[START OF Material for this exercise]

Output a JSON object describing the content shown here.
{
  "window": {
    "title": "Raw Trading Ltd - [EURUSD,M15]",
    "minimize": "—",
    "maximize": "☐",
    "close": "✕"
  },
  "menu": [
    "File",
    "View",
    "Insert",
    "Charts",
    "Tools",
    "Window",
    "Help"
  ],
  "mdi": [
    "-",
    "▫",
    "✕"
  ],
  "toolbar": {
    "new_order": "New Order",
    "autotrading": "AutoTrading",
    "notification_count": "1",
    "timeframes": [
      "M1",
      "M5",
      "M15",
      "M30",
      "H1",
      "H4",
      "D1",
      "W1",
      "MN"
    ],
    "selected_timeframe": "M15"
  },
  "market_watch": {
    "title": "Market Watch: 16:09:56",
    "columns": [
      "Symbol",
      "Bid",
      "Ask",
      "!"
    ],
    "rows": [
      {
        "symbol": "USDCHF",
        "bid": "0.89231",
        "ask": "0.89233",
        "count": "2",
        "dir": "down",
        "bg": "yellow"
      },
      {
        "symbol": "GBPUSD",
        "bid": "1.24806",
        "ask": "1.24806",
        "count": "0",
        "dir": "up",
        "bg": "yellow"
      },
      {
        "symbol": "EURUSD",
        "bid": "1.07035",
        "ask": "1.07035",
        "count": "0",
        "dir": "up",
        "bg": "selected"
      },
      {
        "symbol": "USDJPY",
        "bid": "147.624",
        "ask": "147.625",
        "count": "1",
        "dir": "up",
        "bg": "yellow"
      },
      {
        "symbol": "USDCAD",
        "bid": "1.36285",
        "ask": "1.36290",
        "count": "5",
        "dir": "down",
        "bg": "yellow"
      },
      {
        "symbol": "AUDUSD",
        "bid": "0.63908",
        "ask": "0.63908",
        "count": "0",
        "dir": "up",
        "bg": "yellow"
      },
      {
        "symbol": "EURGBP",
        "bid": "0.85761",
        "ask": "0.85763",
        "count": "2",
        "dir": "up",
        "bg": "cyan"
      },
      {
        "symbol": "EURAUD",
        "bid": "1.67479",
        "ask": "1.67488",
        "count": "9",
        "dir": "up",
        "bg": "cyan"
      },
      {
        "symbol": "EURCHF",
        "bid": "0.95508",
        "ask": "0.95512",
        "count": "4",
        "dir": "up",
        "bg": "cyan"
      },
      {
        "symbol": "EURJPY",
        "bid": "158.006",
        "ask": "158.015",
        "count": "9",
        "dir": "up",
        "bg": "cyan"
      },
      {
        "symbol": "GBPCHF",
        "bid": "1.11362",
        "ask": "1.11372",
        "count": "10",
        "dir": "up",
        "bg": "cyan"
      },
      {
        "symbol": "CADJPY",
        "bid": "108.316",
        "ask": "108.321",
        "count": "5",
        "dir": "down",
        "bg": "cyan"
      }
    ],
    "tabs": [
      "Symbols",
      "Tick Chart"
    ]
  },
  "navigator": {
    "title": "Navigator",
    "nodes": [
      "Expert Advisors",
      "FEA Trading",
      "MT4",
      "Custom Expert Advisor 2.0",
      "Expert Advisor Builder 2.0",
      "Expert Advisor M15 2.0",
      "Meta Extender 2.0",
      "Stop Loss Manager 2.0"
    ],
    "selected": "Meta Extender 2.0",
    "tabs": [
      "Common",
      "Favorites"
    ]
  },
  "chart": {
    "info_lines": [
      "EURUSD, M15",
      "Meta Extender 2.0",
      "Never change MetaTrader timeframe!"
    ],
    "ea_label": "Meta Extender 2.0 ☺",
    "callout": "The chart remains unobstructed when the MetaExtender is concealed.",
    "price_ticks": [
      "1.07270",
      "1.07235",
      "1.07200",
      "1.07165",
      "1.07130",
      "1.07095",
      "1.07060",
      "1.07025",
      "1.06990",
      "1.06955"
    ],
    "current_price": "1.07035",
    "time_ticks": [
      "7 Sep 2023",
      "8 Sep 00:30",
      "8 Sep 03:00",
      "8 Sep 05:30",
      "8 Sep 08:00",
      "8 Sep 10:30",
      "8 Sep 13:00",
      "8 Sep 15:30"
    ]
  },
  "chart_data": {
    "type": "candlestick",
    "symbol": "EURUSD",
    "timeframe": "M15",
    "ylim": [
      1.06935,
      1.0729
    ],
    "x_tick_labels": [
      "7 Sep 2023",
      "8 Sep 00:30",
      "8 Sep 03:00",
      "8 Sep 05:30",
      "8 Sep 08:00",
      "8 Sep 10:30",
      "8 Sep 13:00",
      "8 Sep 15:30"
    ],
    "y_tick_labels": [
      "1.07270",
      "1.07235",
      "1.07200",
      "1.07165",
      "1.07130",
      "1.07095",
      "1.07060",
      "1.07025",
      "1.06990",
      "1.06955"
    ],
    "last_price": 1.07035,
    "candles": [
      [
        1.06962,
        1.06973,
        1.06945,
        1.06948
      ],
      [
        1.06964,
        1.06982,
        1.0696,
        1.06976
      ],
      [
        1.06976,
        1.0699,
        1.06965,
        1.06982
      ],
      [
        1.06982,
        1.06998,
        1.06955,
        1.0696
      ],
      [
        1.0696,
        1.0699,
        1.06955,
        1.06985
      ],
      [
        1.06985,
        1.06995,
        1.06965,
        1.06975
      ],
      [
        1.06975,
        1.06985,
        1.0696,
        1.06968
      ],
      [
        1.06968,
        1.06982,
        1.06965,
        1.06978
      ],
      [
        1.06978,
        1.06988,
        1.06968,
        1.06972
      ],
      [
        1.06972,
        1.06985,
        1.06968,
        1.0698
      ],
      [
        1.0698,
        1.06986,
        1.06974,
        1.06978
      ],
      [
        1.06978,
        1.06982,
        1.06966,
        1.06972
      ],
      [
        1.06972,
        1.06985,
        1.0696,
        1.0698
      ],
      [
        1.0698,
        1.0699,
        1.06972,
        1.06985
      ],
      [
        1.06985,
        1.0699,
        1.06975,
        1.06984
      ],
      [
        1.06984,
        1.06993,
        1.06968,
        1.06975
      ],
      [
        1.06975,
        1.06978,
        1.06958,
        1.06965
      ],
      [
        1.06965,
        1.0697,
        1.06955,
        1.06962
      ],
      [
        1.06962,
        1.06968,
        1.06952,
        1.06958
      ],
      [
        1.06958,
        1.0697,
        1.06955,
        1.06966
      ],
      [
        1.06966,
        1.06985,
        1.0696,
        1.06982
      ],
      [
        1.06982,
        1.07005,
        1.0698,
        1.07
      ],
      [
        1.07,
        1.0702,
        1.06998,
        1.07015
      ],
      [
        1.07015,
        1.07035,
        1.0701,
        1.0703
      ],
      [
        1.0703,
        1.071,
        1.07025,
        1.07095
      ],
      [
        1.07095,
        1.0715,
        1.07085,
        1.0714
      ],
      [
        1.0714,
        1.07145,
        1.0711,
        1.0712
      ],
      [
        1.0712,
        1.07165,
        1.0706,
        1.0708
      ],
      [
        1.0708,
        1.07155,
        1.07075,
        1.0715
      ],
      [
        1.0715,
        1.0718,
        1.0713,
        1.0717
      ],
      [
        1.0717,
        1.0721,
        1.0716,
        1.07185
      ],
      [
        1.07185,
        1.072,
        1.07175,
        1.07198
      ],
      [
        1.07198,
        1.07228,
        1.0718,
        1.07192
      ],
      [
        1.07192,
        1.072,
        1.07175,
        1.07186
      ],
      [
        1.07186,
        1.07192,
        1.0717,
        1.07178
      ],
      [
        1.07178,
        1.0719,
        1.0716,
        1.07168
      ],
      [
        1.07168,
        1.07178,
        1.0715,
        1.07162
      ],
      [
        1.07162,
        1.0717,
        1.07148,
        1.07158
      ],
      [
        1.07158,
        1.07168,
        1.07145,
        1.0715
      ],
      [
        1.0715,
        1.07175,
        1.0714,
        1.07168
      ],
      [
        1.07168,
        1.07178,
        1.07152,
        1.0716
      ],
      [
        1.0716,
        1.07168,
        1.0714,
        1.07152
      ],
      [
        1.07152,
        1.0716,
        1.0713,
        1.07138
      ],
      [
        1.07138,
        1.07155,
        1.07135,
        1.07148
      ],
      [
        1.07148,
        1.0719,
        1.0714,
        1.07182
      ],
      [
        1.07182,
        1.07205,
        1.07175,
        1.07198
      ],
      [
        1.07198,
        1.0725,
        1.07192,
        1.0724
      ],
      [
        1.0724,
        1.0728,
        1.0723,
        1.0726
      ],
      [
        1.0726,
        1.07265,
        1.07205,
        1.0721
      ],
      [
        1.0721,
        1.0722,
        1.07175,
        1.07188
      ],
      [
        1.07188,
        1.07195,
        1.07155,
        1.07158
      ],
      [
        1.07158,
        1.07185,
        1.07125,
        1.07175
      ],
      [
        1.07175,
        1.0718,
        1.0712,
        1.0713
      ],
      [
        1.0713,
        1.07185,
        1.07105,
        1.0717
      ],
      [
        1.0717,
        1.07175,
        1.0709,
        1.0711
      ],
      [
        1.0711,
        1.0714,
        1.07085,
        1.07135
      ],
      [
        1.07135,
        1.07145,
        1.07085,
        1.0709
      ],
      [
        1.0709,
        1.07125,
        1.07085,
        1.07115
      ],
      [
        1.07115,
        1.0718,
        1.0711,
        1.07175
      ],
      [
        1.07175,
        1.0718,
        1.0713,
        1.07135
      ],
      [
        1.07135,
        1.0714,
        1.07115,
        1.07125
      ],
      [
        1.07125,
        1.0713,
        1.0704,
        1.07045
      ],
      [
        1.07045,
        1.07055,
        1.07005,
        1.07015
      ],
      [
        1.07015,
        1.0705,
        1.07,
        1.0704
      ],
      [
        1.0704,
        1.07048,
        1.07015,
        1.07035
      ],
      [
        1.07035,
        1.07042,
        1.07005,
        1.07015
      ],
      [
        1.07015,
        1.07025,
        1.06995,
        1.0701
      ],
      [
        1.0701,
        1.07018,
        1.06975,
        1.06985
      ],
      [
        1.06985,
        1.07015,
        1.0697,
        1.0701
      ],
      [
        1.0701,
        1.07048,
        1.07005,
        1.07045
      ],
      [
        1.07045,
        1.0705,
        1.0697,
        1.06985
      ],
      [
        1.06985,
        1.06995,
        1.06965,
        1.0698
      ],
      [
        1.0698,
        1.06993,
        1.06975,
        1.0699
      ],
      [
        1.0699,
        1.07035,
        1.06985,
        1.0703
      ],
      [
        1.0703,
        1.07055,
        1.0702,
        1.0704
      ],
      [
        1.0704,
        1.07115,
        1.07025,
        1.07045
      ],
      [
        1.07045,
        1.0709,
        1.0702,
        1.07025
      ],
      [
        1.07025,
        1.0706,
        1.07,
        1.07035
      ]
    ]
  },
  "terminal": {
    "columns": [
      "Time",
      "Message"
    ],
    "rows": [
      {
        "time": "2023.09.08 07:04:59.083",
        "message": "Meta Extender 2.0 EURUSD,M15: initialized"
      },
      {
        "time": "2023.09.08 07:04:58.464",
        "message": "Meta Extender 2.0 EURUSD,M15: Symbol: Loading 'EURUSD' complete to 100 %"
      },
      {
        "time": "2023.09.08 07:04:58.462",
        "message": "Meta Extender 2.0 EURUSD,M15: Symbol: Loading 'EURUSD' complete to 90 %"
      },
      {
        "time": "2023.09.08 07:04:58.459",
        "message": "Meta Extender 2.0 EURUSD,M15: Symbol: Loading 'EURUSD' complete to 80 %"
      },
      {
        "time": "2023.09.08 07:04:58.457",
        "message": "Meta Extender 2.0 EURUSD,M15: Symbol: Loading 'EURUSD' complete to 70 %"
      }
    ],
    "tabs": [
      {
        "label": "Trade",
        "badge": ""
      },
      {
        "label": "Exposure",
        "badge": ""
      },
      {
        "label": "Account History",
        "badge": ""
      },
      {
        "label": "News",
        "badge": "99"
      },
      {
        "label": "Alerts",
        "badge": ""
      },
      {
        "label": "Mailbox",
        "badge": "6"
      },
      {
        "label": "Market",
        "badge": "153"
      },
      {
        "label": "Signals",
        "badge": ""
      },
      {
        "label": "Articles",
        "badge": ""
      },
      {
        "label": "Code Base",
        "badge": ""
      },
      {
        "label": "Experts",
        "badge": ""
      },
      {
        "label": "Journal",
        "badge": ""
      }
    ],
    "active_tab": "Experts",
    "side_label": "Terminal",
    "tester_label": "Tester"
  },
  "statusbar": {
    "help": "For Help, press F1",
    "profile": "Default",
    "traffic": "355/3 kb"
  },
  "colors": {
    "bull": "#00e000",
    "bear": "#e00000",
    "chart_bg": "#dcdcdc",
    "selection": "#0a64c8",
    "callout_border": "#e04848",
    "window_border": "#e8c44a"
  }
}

[END OF Material for this exercise]

* _Short exercise_:
Write out every line from the entries where "title" appears.

* _Answer for the task_:
    "title": "Raw Trading Ltd - [EURUSD,M15]",
    "title": "Market Watch: 16:09:56",
    "title": "Navigator",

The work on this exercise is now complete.